- _Stated task_
Print the entries that appear below, exactly as written and without their pictures.

- _Records supplied_
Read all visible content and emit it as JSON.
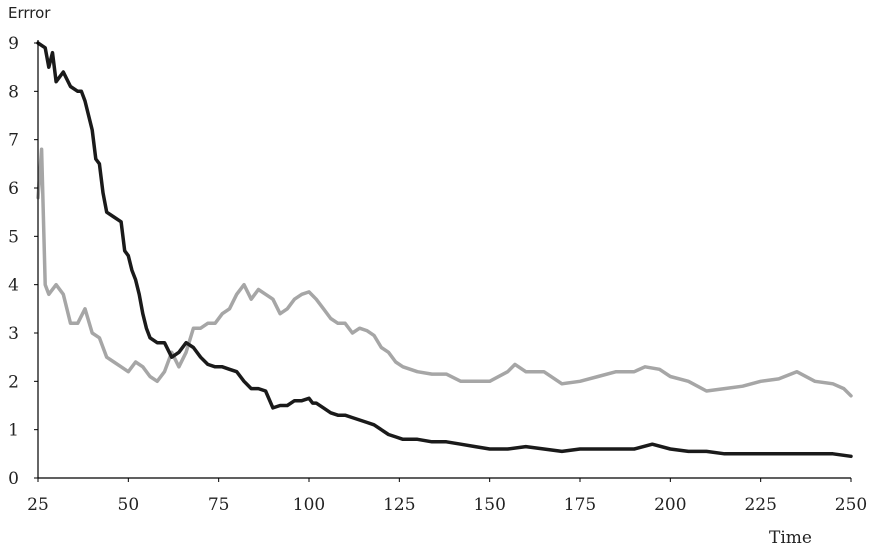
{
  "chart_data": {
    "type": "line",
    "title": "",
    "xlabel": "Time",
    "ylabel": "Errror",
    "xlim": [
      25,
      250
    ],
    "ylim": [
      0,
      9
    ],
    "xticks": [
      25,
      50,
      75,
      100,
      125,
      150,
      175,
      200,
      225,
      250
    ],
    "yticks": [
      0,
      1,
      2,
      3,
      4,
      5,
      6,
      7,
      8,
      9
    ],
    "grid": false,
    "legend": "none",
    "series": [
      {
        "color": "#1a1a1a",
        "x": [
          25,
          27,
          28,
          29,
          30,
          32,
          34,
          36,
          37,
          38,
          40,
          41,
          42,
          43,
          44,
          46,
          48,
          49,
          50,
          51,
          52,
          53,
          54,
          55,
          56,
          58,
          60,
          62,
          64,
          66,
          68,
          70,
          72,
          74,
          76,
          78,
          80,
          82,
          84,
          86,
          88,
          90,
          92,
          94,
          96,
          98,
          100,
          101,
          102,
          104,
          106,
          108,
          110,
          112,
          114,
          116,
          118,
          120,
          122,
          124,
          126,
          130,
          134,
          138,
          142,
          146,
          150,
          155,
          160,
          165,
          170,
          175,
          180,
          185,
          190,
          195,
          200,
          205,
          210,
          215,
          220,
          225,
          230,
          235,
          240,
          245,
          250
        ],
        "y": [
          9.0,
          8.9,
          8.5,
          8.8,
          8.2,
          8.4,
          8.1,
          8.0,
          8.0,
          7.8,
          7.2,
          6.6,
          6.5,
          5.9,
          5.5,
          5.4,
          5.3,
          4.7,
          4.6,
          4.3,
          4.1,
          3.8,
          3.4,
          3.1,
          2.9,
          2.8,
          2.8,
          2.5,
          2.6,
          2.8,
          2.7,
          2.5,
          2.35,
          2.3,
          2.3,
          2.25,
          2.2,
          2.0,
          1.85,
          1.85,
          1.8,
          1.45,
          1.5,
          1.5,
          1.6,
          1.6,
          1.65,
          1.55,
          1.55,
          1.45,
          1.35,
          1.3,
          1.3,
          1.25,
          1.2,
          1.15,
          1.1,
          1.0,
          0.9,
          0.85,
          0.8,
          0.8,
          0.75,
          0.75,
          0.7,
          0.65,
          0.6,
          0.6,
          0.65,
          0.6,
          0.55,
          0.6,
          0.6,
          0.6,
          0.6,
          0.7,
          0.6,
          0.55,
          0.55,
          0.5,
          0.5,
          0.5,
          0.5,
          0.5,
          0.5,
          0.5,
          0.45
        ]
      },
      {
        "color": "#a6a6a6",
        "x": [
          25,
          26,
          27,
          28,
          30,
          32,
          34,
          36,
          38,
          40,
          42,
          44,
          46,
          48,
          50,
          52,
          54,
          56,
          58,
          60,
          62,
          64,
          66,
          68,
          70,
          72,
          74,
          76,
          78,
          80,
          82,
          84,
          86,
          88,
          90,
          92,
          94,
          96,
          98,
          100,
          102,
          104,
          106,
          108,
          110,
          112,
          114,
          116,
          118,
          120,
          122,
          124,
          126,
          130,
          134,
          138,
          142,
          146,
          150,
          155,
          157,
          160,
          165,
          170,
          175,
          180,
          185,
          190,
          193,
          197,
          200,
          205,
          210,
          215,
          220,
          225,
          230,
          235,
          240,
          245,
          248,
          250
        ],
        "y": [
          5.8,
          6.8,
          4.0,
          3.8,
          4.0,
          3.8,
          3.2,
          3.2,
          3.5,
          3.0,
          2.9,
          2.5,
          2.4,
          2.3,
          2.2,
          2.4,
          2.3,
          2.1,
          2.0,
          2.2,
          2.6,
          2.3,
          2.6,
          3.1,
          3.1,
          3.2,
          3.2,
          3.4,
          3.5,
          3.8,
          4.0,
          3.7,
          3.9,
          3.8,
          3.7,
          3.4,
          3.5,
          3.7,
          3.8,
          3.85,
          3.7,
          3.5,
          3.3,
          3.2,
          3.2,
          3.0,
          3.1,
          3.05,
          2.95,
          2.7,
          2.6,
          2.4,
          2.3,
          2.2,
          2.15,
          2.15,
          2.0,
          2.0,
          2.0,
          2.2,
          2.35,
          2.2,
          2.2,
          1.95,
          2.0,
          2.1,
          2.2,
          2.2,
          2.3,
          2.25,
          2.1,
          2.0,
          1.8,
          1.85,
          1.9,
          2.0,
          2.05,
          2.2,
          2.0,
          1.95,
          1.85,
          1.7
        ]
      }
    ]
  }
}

- _Response_
Read all visible content and emit it as JSON.
{
  "chart_data": {
    "type": "line",
    "title": "",
    "xlabel": "Time",
    "ylabel": "Errror",
    "xlim": [
      25,
      250
    ],
    "ylim": [
      0,
      9
    ],
    "xticks": [
      25,
      50,
      75,
      100,
      125,
      150,
      175,
      200,
      225,
      250
    ],
    "yticks": [
      0,
      1,
      2,
      3,
      4,
      5,
      6,
      7,
      8,
      9
    ],
    "grid": false,
    "legend": "none",
    "series": [
      {
        "color": "#1a1a1a",
        "x": [
          25,
          27,
          28,
          29,
          30,
          32,
          34,
          36,
          37,
          38,
          40,
          41,
          42,
          43,
          44,
          46,
          48,
          49,
          50,
          51,
          52,
          53,
          54,
          55,
          56,
          58,
          60,
          62,
          64,
          66,
          68,
          70,
          72,
          74,
          76,
          78,
          80,
          82,
          84,
          86,
          88,
          90,
          92,
          94,
          96,
          98,
          100,
          101,
          102,
          104,
          106,
          108,
          110,
          112,
          114,
          116,
          118,
          120,
          122,
          124,
          126,
          130,
          134,
          138,
          142,
          146,
          150,
          155,
          160,
          165,
          170,
          175,
          180,
          185,
          190,
          195,
          200,
          205,
          210,
          215,
          220,
          225,
          230,
          235,
          240,
          245,
          250
        ],
        "y": [
          9.0,
          8.9,
          8.5,
          8.8,
          8.2,
          8.4,
          8.1,
          8.0,
          8.0,
          7.8,
          7.2,
          6.6,
          6.5,
          5.9,
          5.5,
          5.4,
          5.3,
          4.7,
          4.6,
          4.3,
          4.1,
          3.8,
          3.4,
          3.1,
          2.9,
          2.8,
          2.8,
          2.5,
          2.6,
          2.8,
          2.7,
          2.5,
          2.35,
          2.3,
          2.3,
          2.25,
          2.2,
          2.0,
          1.85,
          1.85,
          1.8,
          1.45,
          1.5,
          1.5,
          1.6,
          1.6,
          1.65,
          1.55,
          1.55,
          1.45,
          1.35,
          1.3,
          1.3,
          1.25,
          1.2,
          1.15,
          1.1,
          1.0,
          0.9,
          0.85,
          0.8,
          0.8,
          0.75,
          0.75,
          0.7,
          0.65,
          0.6,
          0.6,
          0.65,
          0.6,
          0.55,
          0.6,
          0.6,
          0.6,
          0.6,
          0.7,
          0.6,
          0.55,
          0.55,
          0.5,
          0.5,
          0.5,
          0.5,
          0.5,
          0.5,
          0.5,
          0.45
        ]
      },
      {
        "color": "#a6a6a6",
        "x": [
          25,
          26,
          27,
          28,
          30,
          32,
          34,
          36,
          38,
          40,
          42,
          44,
          46,
          48,
          50,
          52,
          54,
          56,
          58,
          60,
          62,
          64,
          66,
          68,
          70,
          72,
          74,
          76,
          78,
          80,
          82,
          84,
          86,
          88,
          90,
          92,
          94,
          96,
          98,
          100,
          102,
          104,
          106,
          108,
          110,
          112,
          114,
          116,
          118,
          120,
          122,
          124,
          126,
          130,
          134,
          138,
          142,
          146,
          150,
          155,
          157,
          160,
          165,
          170,
          175,
          180,
          185,
          190,
          193,
          197,
          200,
          205,
          210,
          215,
          220,
          225,
          230,
          235,
          240,
          245,
          248,
          250
        ],
        "y": [
          5.8,
          6.8,
          4.0,
          3.8,
          4.0,
          3.8,
          3.2,
          3.2,
          3.5,
          3.0,
          2.9,
          2.5,
          2.4,
          2.3,
          2.2,
          2.4,
          2.3,
          2.1,
          2.0,
          2.2,
          2.6,
          2.3,
          2.6,
          3.1,
          3.1,
          3.2,
          3.2,
          3.4,
          3.5,
          3.8,
          4.0,
          3.7,
          3.9,
          3.8,
          3.7,
          3.4,
          3.5,
          3.7,
          3.8,
          3.85,
          3.7,
          3.5,
          3.3,
          3.2,
          3.2,
          3.0,
          3.1,
          3.05,
          2.95,
          2.7,
          2.6,
          2.4,
          2.3,
          2.2,
          2.15,
          2.15,
          2.0,
          2.0,
          2.0,
          2.2,
          2.35,
          2.2,
          2.2,
          1.95,
          2.0,
          2.1,
          2.2,
          2.2,
          2.3,
          2.25,
          2.1,
          2.0,
          1.8,
          1.85,
          1.9,
          2.0,
          2.05,
          2.2,
          2.0,
          1.95,
          1.85,
          1.7
        ]
      }
    ]
  }
}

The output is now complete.